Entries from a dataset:
-------------------------

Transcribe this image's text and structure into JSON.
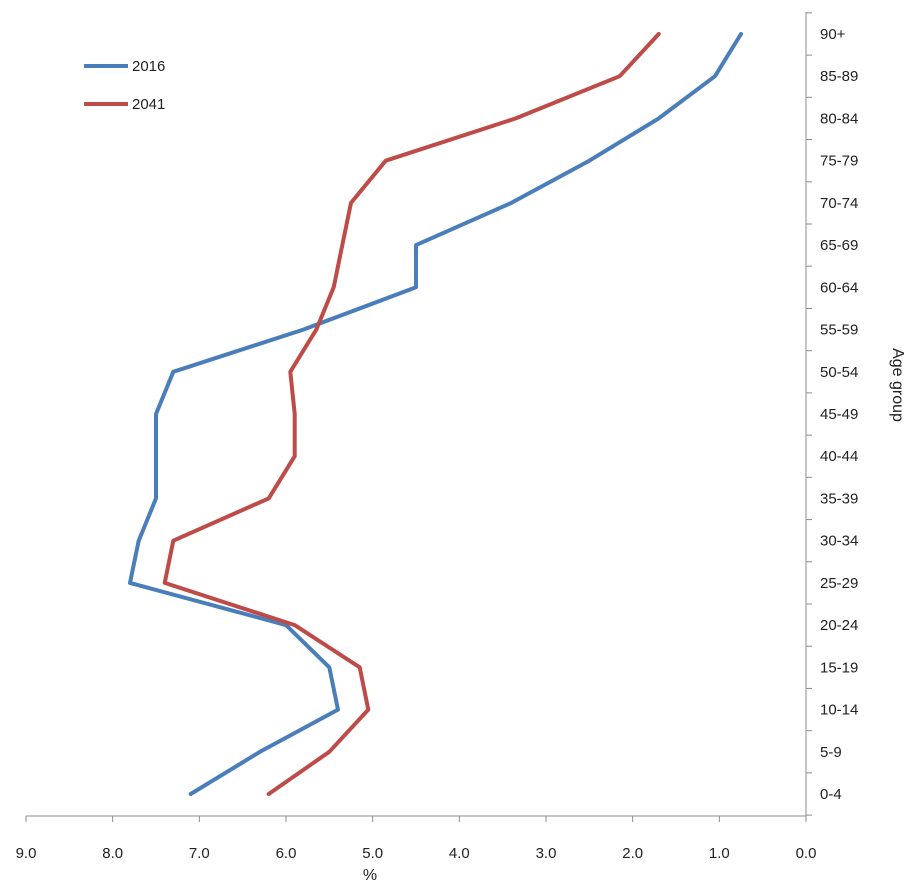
{
  "chart_data": {
    "type": "line",
    "orientation": "horizontal-values",
    "title": "",
    "xlabel": "%",
    "ylabel": "Age group",
    "x_reversed": true,
    "xlim": [
      0,
      9
    ],
    "x_ticks": [
      "9.0",
      "8.0",
      "7.0",
      "6.0",
      "5.0",
      "4.0",
      "3.0",
      "2.0",
      "1.0",
      "0.0"
    ],
    "categories": [
      "0-4",
      "5-9",
      "10-14",
      "15-19",
      "20-24",
      "25-29",
      "30-34",
      "35-39",
      "40-44",
      "45-49",
      "50-54",
      "55-59",
      "60-64",
      "65-69",
      "70-74",
      "75-79",
      "80-84",
      "85-89",
      "90+"
    ],
    "legend_position": "top-left",
    "grid": false,
    "series": [
      {
        "name": "2016",
        "color": "#4a7ebb",
        "values": [
          7.1,
          6.3,
          5.4,
          5.5,
          6.0,
          7.8,
          7.7,
          7.5,
          7.5,
          7.5,
          7.3,
          5.8,
          4.5,
          4.5,
          3.4,
          2.5,
          1.7,
          1.05,
          0.75
        ]
      },
      {
        "name": "2041",
        "color": "#be4b48",
        "values": [
          6.2,
          5.5,
          5.05,
          5.15,
          5.9,
          7.4,
          7.3,
          6.2,
          5.9,
          5.9,
          5.95,
          5.65,
          5.45,
          5.35,
          5.25,
          4.85,
          3.35,
          2.15,
          1.7
        ]
      }
    ]
  }
}
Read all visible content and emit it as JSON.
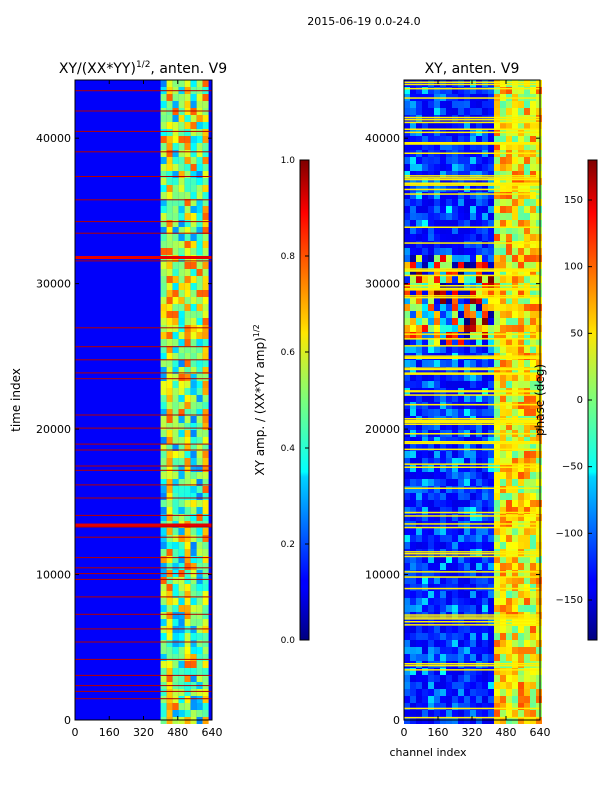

-------------------------

Return to the listing above and set it down exactly, leaving out its pictures.

• SOLUTION TO THIS TASK
Transcribe this image's text and structure into JSON.
{
  "chart_data": {
    "type": "line",
    "orientation": "horizontal-values",
    "title": "",
    "xlabel": "%",
    "ylabel": "Age group",
    "x_reversed": true,
    "xlim": [
      0,
      9
    ],
    "x_ticks": [
      "9.0",
      "8.0",
      "7.0",
      "6.0",
      "5.0",
      "4.0",
      "3.0",
      "2.0",
      "1.0",
      "0.0"
    ],
    "categories": [
      "0-4",
      "5-9",
      "10-14",
      "15-19",
      "20-24",
      "25-29",
      "30-34",
      "35-39",
      "40-44",
      "45-49",
      "50-54",
      "55-59",
      "60-64",
      "65-69",
      "70-74",
      "75-79",
      "80-84",
      "85-89",
      "90+"
    ],
    "legend_position": "top-left",
    "grid": false,
    "series": [
      {
        "name": "2016",
        "color": "#4a7ebb",
        "values": [
          7.1,
          6.3,
          5.4,
          5.5,
          6.0,
          7.8,
          7.7,
          7.5,
          7.5,
          7.5,
          7.3,
          5.8,
          4.5,
          4.5,
          3.4,
          2.5,
          1.7,
          1.05,
          0.75
        ]
      },
      {
        "name": "2041",
        "color": "#be4b48",
        "values": [
          6.2,
          5.5,
          5.05,
          5.15,
          5.9,
          7.4,
          7.3,
          6.2,
          5.9,
          5.9,
          5.95,
          5.65,
          5.45,
          5.35,
          5.25,
          4.85,
          3.35,
          2.15,
          1.7
        ]
      }
    ]
  }
}
Read all visible content and emit it as JSON.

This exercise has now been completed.